- [GOAL]: Gather every line in the records below that contains the word "López".

- [SUPPLIED RECORDS]:
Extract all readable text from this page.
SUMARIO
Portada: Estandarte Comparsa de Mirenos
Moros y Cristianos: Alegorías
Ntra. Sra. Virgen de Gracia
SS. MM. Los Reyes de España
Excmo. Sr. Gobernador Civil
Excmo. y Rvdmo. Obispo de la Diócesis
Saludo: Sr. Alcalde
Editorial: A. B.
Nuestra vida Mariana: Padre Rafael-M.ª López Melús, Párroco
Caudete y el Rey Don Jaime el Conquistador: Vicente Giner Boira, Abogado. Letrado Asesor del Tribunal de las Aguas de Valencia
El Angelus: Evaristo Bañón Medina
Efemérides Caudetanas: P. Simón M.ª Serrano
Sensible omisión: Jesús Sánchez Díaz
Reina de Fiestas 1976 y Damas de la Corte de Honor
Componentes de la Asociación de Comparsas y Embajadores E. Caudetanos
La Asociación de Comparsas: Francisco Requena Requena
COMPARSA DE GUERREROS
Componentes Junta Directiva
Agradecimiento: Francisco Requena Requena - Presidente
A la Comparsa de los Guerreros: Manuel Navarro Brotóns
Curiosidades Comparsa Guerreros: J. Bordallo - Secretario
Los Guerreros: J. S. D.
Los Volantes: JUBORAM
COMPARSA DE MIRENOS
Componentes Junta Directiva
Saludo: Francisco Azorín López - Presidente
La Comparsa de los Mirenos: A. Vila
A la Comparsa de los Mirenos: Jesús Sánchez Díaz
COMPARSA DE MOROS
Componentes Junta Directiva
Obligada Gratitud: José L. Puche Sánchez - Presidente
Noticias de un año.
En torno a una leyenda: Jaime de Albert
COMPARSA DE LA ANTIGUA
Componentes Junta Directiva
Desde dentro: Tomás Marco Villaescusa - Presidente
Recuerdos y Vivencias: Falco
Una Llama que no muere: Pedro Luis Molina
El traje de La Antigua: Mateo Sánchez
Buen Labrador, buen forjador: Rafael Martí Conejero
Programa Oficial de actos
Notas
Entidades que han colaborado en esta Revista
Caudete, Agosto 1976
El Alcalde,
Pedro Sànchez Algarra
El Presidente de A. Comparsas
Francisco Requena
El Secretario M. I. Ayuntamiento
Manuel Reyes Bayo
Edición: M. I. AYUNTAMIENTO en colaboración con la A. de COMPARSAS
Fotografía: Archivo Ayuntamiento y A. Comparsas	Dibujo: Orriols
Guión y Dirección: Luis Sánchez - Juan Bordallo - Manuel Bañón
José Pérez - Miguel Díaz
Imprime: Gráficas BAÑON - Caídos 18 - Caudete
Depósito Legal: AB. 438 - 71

- [WRITTEN ANSWER]:
Nuestra vida Mariana: Padre Rafael-M.ª López Melús, Párroco
Saludo: Francisco Azorín López - Presidente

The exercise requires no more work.